- Listed records -

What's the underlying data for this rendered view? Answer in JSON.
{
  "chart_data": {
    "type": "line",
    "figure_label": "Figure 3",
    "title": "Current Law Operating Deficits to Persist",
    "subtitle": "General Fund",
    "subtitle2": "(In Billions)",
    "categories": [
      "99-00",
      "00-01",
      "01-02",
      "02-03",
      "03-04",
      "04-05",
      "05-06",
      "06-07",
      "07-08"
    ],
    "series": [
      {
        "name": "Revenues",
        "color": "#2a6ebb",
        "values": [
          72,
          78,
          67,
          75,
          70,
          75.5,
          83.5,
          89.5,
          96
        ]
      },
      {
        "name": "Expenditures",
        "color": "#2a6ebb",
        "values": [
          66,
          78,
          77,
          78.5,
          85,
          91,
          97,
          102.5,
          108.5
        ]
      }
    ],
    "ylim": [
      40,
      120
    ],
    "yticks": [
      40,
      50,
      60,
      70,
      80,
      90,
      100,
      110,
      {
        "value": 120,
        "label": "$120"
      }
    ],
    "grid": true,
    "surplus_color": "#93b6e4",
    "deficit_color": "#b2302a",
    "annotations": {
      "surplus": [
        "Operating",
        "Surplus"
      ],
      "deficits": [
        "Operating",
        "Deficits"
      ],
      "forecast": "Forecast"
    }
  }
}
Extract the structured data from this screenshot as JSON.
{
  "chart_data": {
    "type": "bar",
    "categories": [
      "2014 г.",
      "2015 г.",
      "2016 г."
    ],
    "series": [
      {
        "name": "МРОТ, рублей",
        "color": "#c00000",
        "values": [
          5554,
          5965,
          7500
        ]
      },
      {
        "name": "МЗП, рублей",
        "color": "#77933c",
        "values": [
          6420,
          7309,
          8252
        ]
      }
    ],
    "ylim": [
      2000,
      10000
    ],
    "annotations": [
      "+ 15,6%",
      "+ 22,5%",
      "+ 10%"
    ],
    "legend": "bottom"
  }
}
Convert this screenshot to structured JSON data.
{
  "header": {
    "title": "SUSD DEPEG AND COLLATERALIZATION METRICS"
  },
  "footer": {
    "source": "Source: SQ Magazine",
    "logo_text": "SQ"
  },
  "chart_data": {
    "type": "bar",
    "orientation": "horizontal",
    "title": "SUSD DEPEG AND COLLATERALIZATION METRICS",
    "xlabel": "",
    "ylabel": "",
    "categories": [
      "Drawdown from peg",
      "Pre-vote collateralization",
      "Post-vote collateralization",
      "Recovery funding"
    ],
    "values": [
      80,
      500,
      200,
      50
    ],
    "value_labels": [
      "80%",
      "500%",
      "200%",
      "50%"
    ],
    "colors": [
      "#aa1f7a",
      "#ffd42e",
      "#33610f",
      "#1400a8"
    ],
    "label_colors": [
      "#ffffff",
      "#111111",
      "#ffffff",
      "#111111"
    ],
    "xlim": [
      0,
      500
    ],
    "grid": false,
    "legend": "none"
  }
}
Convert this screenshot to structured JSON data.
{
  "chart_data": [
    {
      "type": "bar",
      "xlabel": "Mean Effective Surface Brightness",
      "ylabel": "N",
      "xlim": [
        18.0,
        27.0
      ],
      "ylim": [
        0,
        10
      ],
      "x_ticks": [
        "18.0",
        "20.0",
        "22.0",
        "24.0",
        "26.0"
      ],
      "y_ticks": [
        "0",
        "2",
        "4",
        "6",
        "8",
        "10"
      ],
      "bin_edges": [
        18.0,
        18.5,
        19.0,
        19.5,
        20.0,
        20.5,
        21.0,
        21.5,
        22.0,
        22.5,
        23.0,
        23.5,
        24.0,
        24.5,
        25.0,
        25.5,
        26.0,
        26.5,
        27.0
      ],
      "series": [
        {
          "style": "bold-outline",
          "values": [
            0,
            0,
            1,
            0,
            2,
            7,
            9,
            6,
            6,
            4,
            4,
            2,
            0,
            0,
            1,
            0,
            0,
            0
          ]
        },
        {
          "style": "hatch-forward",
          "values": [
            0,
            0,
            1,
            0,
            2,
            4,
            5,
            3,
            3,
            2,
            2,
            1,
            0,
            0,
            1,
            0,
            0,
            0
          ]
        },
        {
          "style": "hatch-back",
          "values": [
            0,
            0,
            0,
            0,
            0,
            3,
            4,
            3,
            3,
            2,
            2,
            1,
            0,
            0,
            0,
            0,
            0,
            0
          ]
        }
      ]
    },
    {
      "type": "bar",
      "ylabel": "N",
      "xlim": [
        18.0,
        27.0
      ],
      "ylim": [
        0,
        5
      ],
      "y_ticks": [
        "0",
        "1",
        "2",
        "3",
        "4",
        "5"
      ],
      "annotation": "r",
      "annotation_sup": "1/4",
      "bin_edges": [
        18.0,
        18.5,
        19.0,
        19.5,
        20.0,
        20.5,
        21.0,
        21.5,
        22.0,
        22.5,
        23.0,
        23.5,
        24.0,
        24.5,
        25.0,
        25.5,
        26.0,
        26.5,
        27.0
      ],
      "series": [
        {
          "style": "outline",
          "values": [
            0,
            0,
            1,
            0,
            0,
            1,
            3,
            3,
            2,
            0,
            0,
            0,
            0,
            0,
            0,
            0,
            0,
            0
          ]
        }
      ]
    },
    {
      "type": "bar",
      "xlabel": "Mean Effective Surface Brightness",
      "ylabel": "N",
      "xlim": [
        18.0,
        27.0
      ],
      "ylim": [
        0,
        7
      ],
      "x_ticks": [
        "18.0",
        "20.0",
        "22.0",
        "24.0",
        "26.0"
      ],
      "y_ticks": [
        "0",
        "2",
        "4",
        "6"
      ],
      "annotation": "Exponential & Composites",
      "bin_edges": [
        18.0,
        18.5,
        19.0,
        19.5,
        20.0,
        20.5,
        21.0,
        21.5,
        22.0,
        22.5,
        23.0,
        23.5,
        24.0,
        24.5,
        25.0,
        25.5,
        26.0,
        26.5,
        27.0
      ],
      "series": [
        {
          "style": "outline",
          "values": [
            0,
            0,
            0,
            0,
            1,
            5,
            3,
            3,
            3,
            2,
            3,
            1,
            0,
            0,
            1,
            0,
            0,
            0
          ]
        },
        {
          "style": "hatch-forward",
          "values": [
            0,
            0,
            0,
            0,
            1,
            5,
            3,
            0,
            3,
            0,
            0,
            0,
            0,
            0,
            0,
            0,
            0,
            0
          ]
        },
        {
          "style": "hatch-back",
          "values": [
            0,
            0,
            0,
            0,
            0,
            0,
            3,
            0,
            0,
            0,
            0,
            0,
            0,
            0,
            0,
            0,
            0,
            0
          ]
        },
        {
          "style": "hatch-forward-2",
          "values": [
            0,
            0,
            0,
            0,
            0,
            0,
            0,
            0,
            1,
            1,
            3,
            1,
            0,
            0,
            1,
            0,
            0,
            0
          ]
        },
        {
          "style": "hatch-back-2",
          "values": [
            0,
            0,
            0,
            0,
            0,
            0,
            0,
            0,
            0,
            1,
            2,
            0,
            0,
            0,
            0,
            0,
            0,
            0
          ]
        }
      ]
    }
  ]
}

- To be done -
Set all of the records down again, exactly as they stand.

- Task output -
What's the underlying data for this rendered view? Answer in JSON.
{
  "chart_data": {
    "type": "line",
    "figure_label": "Figure 3",
    "title": "Current Law Operating Deficits to Persist",
    "subtitle": "General Fund",
    "subtitle2": "(In Billions)",
    "categories": [
      "99-00",
      "00-01",
      "01-02",
      "02-03",
      "03-04",
      "04-05",
      "05-06",
      "06-07",
      "07-08"
    ],
    "series": [
      {
        "name": "Revenues",
        "color": "#2a6ebb",
        "values": [
          72,
          78,
          67,
          75,
          70,
          75.5,
          83.5,
          89.5,
          96
        ]
      },
      {
        "name": "Expenditures",
        "color": "#2a6ebb",
        "values": [
          66,
          78,
          77,
          78.5,
          85,
          91,
          97,
          102.5,
          108.5
        ]
      }
    ],
    "ylim": [
      40,
      120
    ],
    "yticks": [
      40,
      50,
      60,
      70,
      80,
      90,
      100,
      110,
      {
        "value": 120,
        "label": "$120"
      }
    ],
    "grid": true,
    "surplus_color": "#93b6e4",
    "deficit_color": "#b2302a",
    "annotations": {
      "surplus": [
        "Operating",
        "Surplus"
      ],
      "deficits": [
        "Operating",
        "Deficits"
      ],
      "forecast": "Forecast"
    }
  }
}
Extract the structured data from this screenshot as JSON.
{
  "chart_data": {
    "type": "bar",
    "categories": [
      "2014 г.",
      "2015 г.",
      "2016 г."
    ],
    "series": [
      {
        "name": "МРОТ, рублей",
        "color": "#c00000",
        "values": [
          5554,
          5965,
          7500
        ]
      },
      {
        "name": "МЗП, рублей",
        "color": "#77933c",
        "values": [
          6420,
          7309,
          8252
        ]
      }
    ],
    "ylim": [
      2000,
      10000
    ],
    "annotations": [
      "+ 15,6%",
      "+ 22,5%",
      "+ 10%"
    ],
    "legend": "bottom"
  }
}
Convert this screenshot to structured JSON data.
{
  "header": {
    "title": "SUSD DEPEG AND COLLATERALIZATION METRICS"
  },
  "footer": {
    "source": "Source: SQ Magazine",
    "logo_text": "SQ"
  },
  "chart_data": {
    "type": "bar",
    "orientation": "horizontal",
    "title": "SUSD DEPEG AND COLLATERALIZATION METRICS",
    "xlabel": "",
    "ylabel": "",
    "categories": [
      "Drawdown from peg",
      "Pre-vote collateralization",
      "Post-vote collateralization",
      "Recovery funding"
    ],
    "values": [
      80,
      500,
      200,
      50
    ],
    "value_labels": [
      "80%",
      "500%",
      "200%",
      "50%"
    ],
    "colors": [
      "#aa1f7a",
      "#ffd42e",
      "#33610f",
      "#1400a8"
    ],
    "label_colors": [
      "#ffffff",
      "#111111",
      "#ffffff",
      "#111111"
    ],
    "xlim": [
      0,
      500
    ],
    "grid": false,
    "legend": "none"
  }
}
Convert this screenshot to structured JSON data.
{
  "chart_data": [
    {
      "type": "bar",
      "xlabel": "Mean Effective Surface Brightness",
      "ylabel": "N",
      "xlim": [
        18.0,
        27.0
      ],
      "ylim": [
        0,
        10
      ],
      "x_ticks": [
        "18.0",
        "20.0",
        "22.0",
        "24.0",
        "26.0"
      ],
      "y_ticks": [
        "0",
        "2",
        "4",
        "6",
        "8",
        "10"
      ],
      "bin_edges": [
        18.0,
        18.5,
        19.0,
        19.5,
        20.0,
        20.5,
        21.0,
        21.5,
        22.0,
        22.5,
        23.0,
        23.5,
        24.0,
        24.5,
        25.0,
        25.5,
        26.0,
        26.5,
        27.0
      ],
      "series": [
        {
          "style": "bold-outline",
          "values": [
            0,
            0,
            1,
            0,
            2,
            7,
            9,
            6,
            6,
            4,
            4,
            2,
            0,
            0,
            1,
            0,
            0,
            0
          ]
        },
        {
          "style": "hatch-forward",
          "values": [
            0,
            0,
            1,
            0,
            2,
            4,
            5,
            3,
            3,
            2,
            2,
            1,
            0,
            0,
            1,
            0,
            0,
            0
          ]
        },
        {
          "style": "hatch-back",
          "values": [
            0,
            0,
            0,
            0,
            0,
            3,
            4,
            3,
            3,
            2,
            2,
            1,
            0,
            0,
            0,
            0,
            0,
            0
          ]
        }
      ]
    },
    {
      "type": "bar",
      "ylabel": "N",
      "xlim": [
        18.0,
        27.0
      ],
      "ylim": [
        0,
        5
      ],
      "y_ticks": [
        "0",
        "1",
        "2",
        "3",
        "4",
        "5"
      ],
      "annotation": "r",
      "annotation_sup": "1/4",
      "bin_edges": [
        18.0,
        18.5,
        19.0,
        19.5,
        20.0,
        20.5,
        21.0,
        21.5,
        22.0,
        22.5,
        23.0,
        23.5,
        24.0,
        24.5,
        25.0,
        25.5,
        26.0,
        26.5,
        27.0
      ],
      "series": [
        {
          "style": "outline",
          "values": [
            0,
            0,
            1,
            0,
            0,
            1,
            3,
            3,
            2,
            0,
            0,
            0,
            0,
            0,
            0,
            0,
            0,
            0
          ]
        }
      ]
    },
    {
      "type": "bar",
      "xlabel": "Mean Effective Surface Brightness",
      "ylabel": "N",
      "xlim": [
        18.0,
        27.0
      ],
      "ylim": [
        0,
        7
      ],
      "x_ticks": [
        "18.0",
        "20.0",
        "22.0",
        "24.0",
        "26.0"
      ],
      "y_ticks": [
        "0",
        "2",
        "4",
        "6"
      ],
      "annotation": "Exponential & Composites",
      "bin_edges": [
        18.0,
        18.5,
        19.0,
        19.5,
        20.0,
        20.5,
        21.0,
        21.5,
        22.0,
        22.5,
        23.0,
        23.5,
        24.0,
        24.5,
        25.0,
        25.5,
        26.0,
        26.5,
        27.0
      ],
      "series": [
        {
          "style": "outline",
          "values": [
            0,
            0,
            0,
            0,
            1,
            5,
            3,
            3,
            3,
            2,
            3,
            1,
            0,
            0,
            1,
            0,
            0,
            0
          ]
        },
        {
          "style": "hatch-forward",
          "values": [
            0,
            0,
            0,
            0,
            1,
            5,
            3,
            0,
            3,
            0,
            0,
            0,
            0,
            0,
            0,
            0,
            0,
            0
          ]
        },
        {
          "style": "hatch-back",
          "values": [
            0,
            0,
            0,
            0,
            0,
            0,
            3,
            0,
            0,
            0,
            0,
            0,
            0,
            0,
            0,
            0,
            0,
            0
          ]
        },
        {
          "style": "hatch-forward-2",
          "values": [
            0,
            0,
            0,
            0,
            0,
            0,
            0,
            0,
            1,
            1,
            3,
            1,
            0,
            0,
            1,
            0,
            0,
            0
          ]
        },
        {
          "style": "hatch-back-2",
          "values": [
            0,
            0,
            0,
            0,
            0,
            0,
            0,
            0,
            0,
            1,
            2,
            0,
            0,
            0,
            0,
            0,
            0,
            0
          ]
        }
      ]
    }
  ]
}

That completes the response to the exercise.